Write out every line below that includes the word "caret".

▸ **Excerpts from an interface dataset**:
------------------------------

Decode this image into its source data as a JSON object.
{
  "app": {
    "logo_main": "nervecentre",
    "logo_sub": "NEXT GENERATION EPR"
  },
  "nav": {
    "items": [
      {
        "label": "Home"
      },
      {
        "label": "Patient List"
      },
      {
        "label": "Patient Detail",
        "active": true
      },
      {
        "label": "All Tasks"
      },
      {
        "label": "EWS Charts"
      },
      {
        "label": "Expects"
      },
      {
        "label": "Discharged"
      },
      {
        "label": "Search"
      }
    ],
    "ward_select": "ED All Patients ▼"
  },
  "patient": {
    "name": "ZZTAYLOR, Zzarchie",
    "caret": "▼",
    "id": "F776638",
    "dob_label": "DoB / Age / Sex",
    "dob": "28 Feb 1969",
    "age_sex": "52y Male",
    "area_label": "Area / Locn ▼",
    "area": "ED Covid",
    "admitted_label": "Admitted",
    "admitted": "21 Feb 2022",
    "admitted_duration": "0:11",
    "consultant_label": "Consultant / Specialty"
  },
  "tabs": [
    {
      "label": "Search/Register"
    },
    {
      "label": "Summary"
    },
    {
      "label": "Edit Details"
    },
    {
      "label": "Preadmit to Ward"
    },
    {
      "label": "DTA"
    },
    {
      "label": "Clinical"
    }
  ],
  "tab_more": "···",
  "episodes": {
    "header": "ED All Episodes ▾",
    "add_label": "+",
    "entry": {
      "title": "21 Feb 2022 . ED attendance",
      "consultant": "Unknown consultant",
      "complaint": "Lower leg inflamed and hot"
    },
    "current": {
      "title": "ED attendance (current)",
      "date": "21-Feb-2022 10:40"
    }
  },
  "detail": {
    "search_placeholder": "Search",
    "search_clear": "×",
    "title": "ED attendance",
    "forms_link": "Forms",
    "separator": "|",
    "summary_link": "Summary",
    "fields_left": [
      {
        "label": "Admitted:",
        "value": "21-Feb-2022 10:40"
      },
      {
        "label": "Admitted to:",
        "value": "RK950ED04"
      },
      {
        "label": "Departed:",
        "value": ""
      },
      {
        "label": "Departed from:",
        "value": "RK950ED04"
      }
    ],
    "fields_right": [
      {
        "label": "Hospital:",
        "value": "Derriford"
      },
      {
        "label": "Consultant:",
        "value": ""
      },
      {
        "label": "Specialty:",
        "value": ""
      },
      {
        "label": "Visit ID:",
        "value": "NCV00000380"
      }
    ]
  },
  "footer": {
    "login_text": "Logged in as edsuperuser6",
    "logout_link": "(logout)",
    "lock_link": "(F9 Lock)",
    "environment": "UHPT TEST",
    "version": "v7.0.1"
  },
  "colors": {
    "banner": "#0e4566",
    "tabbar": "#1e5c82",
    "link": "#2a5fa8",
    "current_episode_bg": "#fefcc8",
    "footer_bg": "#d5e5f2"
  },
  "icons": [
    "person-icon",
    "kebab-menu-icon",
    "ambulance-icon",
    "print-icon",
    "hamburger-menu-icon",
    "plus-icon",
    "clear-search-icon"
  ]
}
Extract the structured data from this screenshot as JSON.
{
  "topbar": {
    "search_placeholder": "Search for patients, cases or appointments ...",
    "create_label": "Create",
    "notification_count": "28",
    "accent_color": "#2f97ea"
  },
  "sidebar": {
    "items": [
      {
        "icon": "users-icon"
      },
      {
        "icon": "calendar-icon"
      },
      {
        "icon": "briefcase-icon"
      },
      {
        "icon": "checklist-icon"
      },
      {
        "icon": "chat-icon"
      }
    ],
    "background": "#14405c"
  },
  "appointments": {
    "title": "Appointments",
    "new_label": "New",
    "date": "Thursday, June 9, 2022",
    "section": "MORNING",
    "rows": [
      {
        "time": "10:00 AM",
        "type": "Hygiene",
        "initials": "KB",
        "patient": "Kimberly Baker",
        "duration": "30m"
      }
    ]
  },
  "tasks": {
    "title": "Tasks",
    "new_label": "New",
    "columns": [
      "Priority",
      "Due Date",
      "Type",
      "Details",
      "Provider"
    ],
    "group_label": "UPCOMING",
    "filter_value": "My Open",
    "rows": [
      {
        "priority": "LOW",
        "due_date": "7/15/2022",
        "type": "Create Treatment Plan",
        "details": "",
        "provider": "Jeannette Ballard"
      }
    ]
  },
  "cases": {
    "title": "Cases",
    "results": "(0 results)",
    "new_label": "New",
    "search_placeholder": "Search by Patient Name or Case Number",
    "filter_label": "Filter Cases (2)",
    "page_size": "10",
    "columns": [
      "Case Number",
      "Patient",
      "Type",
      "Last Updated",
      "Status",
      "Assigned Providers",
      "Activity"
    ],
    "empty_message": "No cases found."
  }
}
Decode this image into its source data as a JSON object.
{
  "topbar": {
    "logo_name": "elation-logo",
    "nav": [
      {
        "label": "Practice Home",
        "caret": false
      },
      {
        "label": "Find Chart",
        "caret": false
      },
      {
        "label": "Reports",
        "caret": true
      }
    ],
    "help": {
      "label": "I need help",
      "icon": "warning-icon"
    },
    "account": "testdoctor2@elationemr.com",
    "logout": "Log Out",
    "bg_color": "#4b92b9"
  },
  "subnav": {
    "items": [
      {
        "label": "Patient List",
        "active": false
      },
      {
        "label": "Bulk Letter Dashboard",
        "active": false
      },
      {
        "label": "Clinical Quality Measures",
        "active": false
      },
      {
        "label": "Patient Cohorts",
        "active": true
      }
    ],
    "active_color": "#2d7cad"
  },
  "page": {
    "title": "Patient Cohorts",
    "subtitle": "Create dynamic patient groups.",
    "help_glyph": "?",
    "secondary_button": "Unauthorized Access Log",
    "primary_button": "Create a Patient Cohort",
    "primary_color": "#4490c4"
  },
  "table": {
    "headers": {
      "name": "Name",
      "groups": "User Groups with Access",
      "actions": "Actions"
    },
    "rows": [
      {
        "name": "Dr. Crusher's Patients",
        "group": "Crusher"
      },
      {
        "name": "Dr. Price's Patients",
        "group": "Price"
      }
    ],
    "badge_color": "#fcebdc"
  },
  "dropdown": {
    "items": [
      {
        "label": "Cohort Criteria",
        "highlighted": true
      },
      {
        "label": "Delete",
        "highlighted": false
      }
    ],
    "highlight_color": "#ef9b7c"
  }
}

------------------------------

▸ **Output**:
    "caret": "▼",
        "caret": false
        "caret": false
        "caret": true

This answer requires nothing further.